- _REQUEST_
Take every line where the string "relationships" appears and copy it.

- _MATERIAL PROVIDED_
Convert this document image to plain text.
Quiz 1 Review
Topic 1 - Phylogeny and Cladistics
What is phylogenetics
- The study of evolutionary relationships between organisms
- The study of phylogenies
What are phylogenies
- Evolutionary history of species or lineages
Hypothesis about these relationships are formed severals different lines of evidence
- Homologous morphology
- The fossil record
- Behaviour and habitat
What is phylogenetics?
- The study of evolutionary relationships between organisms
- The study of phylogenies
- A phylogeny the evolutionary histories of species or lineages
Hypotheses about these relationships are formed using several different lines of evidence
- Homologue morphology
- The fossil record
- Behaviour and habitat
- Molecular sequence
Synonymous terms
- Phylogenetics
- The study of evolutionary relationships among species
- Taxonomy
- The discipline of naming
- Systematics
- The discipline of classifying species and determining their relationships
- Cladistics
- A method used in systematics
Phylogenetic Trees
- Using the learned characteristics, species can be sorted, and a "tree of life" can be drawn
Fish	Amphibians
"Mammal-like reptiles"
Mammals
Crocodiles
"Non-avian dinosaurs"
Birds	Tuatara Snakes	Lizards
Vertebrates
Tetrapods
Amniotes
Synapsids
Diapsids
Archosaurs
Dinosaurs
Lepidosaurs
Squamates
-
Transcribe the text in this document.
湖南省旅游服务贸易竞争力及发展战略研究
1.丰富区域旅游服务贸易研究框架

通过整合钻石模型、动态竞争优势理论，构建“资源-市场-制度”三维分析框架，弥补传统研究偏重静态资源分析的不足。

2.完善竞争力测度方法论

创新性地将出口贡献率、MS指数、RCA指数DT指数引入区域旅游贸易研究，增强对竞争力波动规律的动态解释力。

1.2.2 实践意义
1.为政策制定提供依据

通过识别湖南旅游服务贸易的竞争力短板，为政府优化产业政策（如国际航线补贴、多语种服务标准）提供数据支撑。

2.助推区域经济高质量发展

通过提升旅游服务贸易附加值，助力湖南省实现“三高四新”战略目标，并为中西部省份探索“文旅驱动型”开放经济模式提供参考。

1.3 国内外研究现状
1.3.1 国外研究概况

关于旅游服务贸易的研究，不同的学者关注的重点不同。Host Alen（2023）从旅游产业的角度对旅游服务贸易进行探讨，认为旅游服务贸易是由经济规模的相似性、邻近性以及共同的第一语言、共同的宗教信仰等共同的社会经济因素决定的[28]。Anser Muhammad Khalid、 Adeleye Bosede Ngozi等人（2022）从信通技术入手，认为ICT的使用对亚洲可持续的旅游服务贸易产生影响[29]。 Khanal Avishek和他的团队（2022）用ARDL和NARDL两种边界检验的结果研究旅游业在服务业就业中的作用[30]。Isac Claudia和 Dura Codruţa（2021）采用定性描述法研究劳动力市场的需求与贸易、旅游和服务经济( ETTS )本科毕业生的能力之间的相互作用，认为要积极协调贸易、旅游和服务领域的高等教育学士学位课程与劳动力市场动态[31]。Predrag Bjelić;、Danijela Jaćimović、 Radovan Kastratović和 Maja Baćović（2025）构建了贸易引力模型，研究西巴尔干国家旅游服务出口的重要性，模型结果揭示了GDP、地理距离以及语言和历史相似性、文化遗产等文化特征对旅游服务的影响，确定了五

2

==

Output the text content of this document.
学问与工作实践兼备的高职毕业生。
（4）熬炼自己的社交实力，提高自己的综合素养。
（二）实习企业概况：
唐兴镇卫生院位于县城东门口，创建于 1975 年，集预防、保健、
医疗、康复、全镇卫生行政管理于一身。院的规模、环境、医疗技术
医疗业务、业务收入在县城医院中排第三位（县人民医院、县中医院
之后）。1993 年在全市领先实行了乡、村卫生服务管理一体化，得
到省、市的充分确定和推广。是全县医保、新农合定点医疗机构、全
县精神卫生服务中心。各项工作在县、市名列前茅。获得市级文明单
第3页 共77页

* * *

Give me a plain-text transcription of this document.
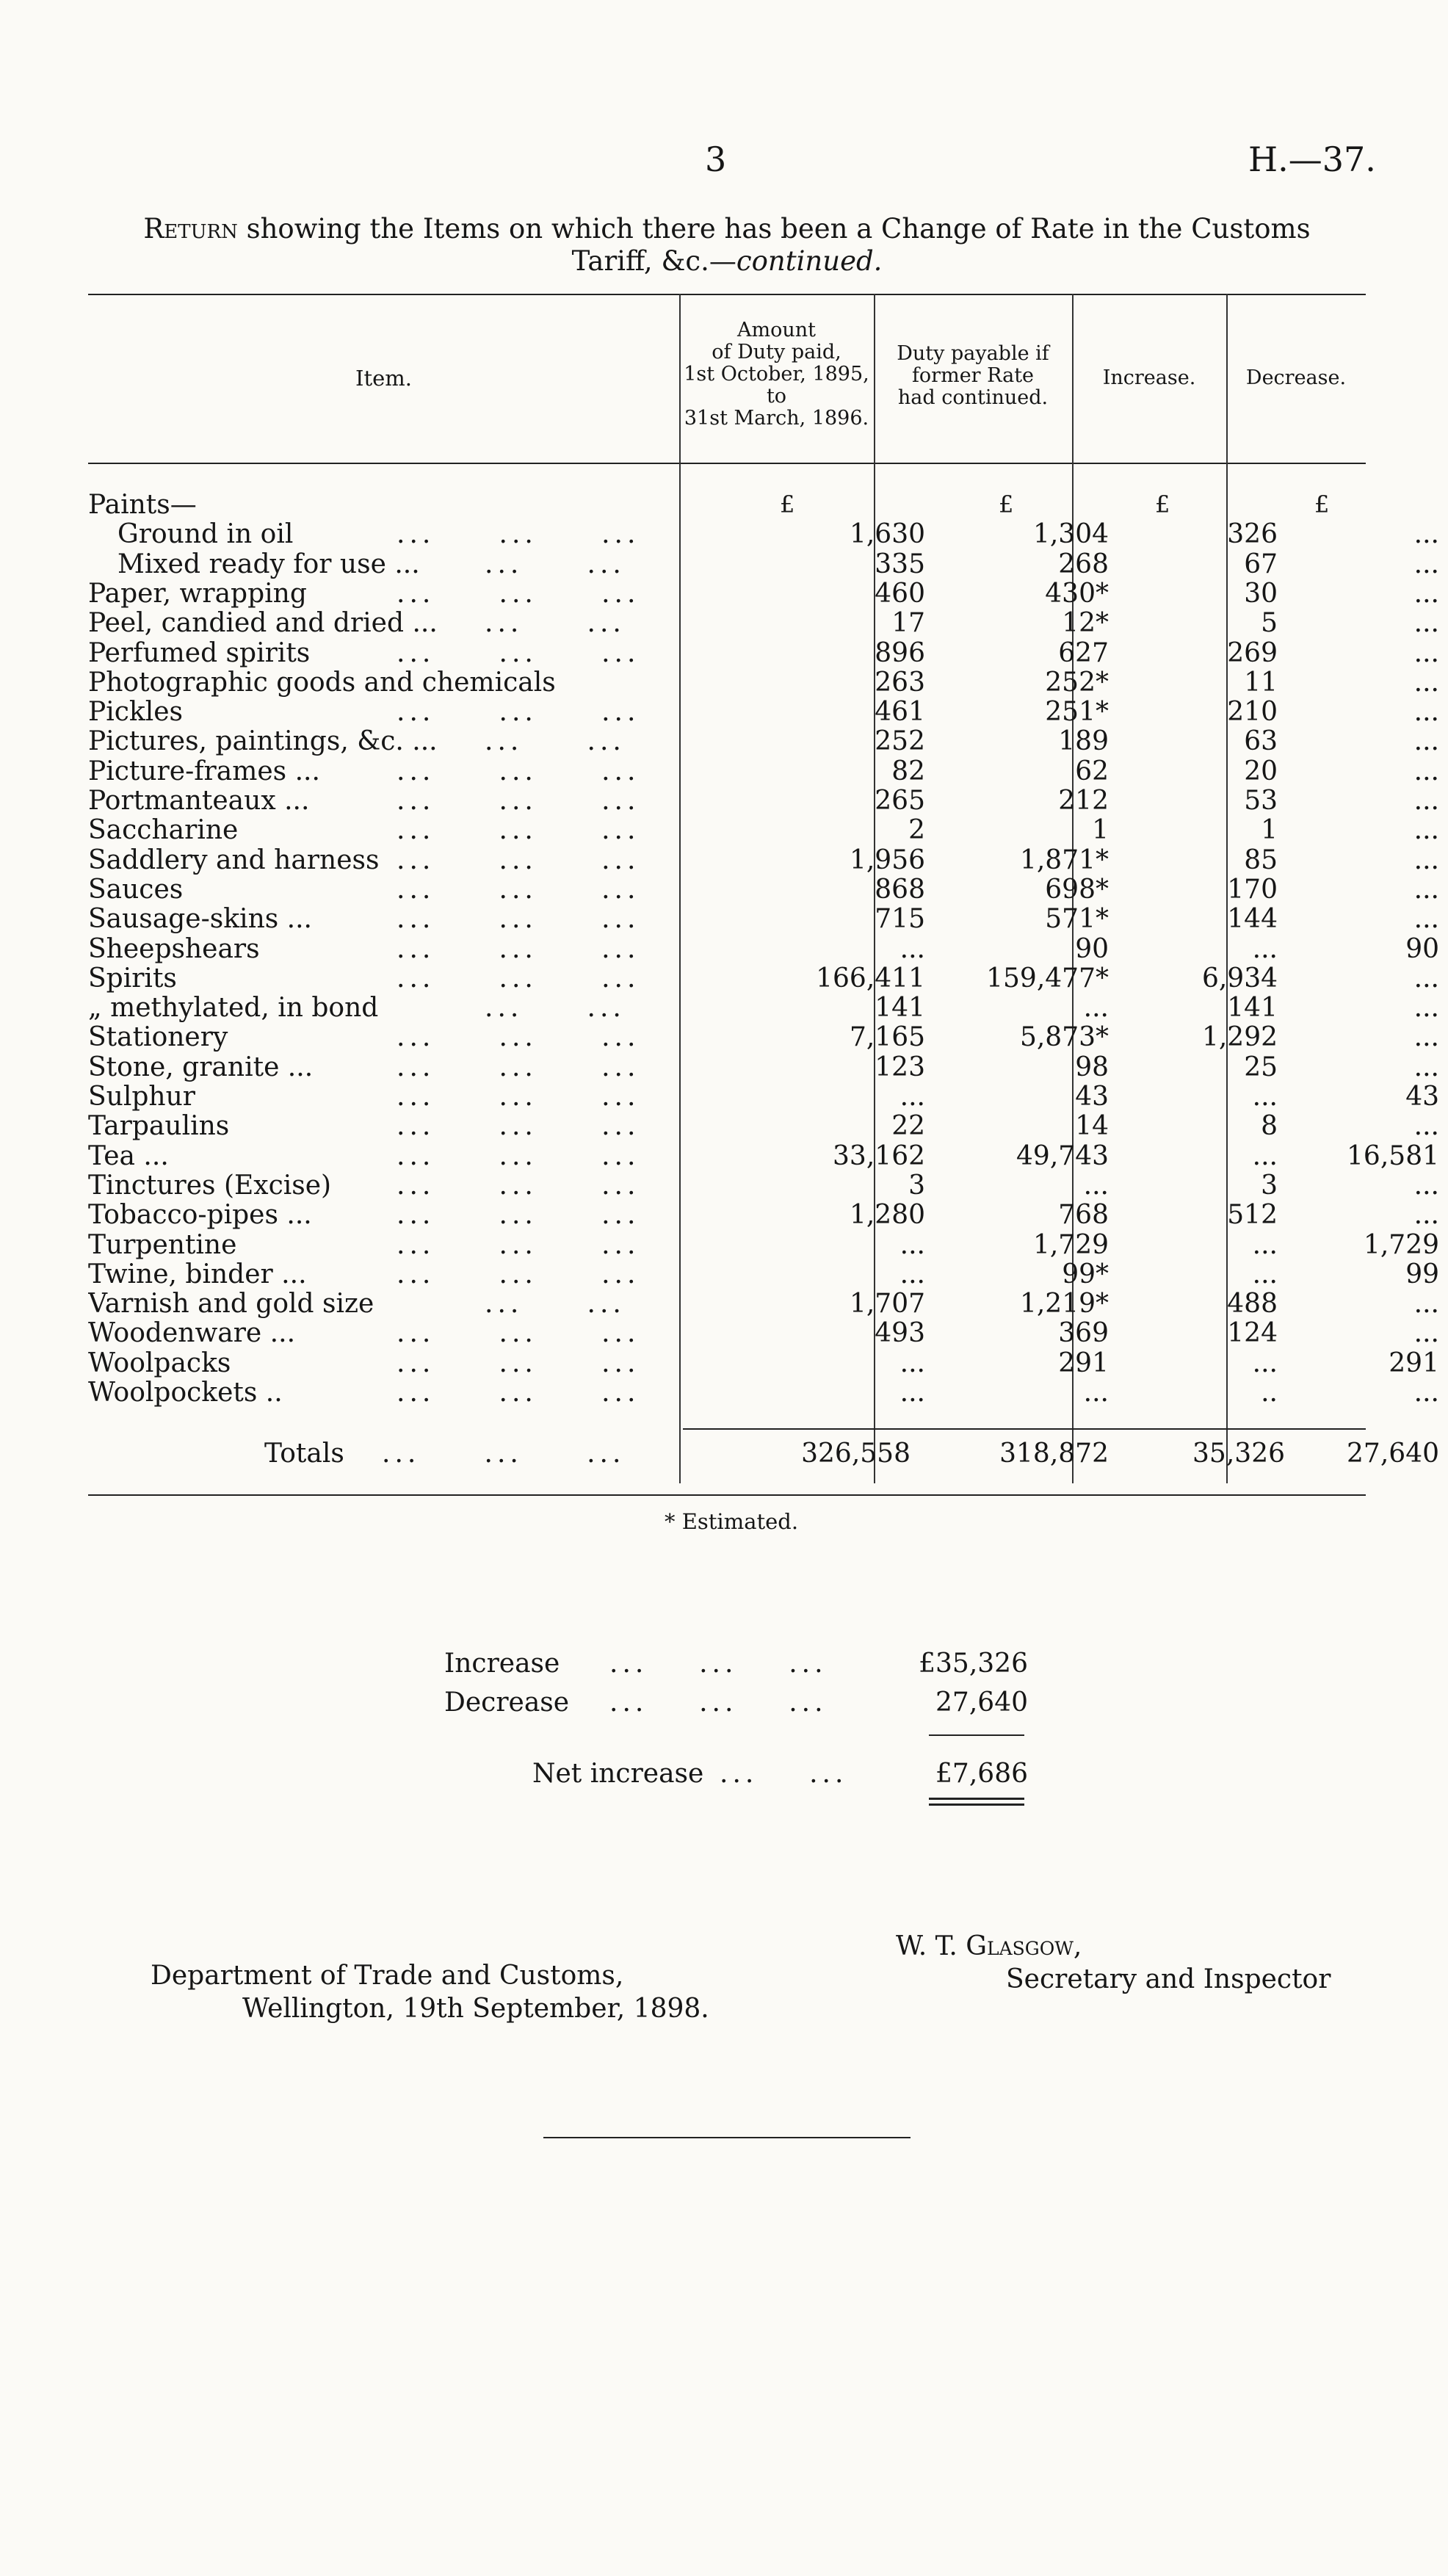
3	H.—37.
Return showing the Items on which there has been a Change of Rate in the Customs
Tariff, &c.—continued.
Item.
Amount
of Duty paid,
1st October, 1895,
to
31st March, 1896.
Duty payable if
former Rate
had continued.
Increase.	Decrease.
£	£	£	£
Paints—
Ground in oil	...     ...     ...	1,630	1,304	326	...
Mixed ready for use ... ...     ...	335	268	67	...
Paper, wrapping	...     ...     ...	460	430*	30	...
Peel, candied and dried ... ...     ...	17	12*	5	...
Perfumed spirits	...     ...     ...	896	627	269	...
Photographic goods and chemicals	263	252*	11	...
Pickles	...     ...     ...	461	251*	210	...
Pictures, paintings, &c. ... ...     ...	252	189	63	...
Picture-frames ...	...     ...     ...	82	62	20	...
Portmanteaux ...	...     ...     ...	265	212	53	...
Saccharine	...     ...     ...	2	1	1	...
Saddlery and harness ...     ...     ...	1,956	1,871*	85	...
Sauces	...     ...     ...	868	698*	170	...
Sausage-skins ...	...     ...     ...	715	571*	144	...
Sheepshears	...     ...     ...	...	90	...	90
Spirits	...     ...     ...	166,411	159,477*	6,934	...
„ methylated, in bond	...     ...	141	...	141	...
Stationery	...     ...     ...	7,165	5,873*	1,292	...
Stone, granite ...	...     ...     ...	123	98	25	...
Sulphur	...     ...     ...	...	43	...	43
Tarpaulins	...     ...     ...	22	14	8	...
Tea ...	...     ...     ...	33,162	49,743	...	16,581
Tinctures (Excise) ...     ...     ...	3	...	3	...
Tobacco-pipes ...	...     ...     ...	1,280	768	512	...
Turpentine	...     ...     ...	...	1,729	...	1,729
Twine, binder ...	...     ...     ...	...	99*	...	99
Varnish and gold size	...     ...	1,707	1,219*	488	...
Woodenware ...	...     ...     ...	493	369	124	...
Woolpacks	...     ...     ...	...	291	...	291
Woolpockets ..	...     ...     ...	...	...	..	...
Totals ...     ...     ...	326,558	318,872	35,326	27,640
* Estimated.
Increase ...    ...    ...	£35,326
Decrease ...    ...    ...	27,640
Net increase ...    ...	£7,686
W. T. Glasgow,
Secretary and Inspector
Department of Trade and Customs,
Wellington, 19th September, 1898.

- _SOLUTION FOR THIS PROBLEM_
- The study of evolutionary relationships between organisms
Hypothesis about these relationships are formed severals different lines of evidence
- The study of evolutionary relationships between organisms
Hypotheses about these relationships are formed using several different lines of evidence
- The study of evolutionary relationships among species
- The discipline of classifying species and determining their relationships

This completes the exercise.